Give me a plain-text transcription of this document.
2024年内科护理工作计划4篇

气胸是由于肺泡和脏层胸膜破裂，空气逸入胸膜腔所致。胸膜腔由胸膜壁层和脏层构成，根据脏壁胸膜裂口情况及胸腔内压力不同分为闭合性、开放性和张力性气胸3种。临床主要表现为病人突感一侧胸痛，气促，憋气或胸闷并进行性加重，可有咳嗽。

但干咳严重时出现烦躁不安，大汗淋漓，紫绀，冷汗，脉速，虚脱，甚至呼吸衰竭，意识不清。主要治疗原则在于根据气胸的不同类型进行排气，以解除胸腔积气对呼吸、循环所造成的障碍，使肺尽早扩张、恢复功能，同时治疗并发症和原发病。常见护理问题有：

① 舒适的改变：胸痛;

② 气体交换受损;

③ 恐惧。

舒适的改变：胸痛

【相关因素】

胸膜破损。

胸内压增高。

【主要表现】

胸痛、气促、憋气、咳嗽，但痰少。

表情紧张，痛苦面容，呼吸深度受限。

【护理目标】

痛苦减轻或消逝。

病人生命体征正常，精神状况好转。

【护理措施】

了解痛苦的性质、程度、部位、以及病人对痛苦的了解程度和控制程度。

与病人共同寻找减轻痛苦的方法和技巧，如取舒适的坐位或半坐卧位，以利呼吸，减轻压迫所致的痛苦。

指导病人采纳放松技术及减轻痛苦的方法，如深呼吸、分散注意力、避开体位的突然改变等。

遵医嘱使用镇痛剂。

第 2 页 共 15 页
____________________
EXERCISE REQUIREMENTS -> Restate the listing in full, word for word.

THE REPLY ->
Give me a plain-text transcription of this document.
2024年内科护理工作计划4篇

气胸是由于肺泡和脏层胸膜破裂，空气逸入胸膜腔所致。胸膜腔由胸膜壁层和脏层构成，根据脏壁胸膜裂口情况及胸腔内压力不同分为闭合性、开放性和张力性气胸3种。临床主要表现为病人突感一侧胸痛，气促，憋气或胸闷并进行性加重，可有咳嗽。

但干咳严重时出现烦躁不安，大汗淋漓，紫绀，冷汗，脉速，虚脱，甚至呼吸衰竭，意识不清。主要治疗原则在于根据气胸的不同类型进行排气，以解除胸腔积气对呼吸、循环所造成的障碍，使肺尽早扩张、恢复功能，同时治疗并发症和原发病。常见护理问题有：

① 舒适的改变：胸痛;

② 气体交换受损;

③ 恐惧。

舒适的改变：胸痛

【相关因素】

胸膜破损。

胸内压增高。

【主要表现】

胸痛、气促、憋气、咳嗽，但痰少。

表情紧张，痛苦面容，呼吸深度受限。

【护理目标】

痛苦减轻或消逝。

病人生命体征正常，精神状况好转。

【护理措施】

了解痛苦的性质、程度、部位、以及病人对痛苦的了解程度和控制程度。

与病人共同寻找减轻痛苦的方法和技巧，如取舒适的坐位或半坐卧位，以利呼吸，减轻压迫所致的痛苦。

指导病人采纳放松技术及减轻痛苦的方法，如深呼吸、分散注意力、避开体位的突然改变等。

遵医嘱使用镇痛剂。

第 2 页 共 15 页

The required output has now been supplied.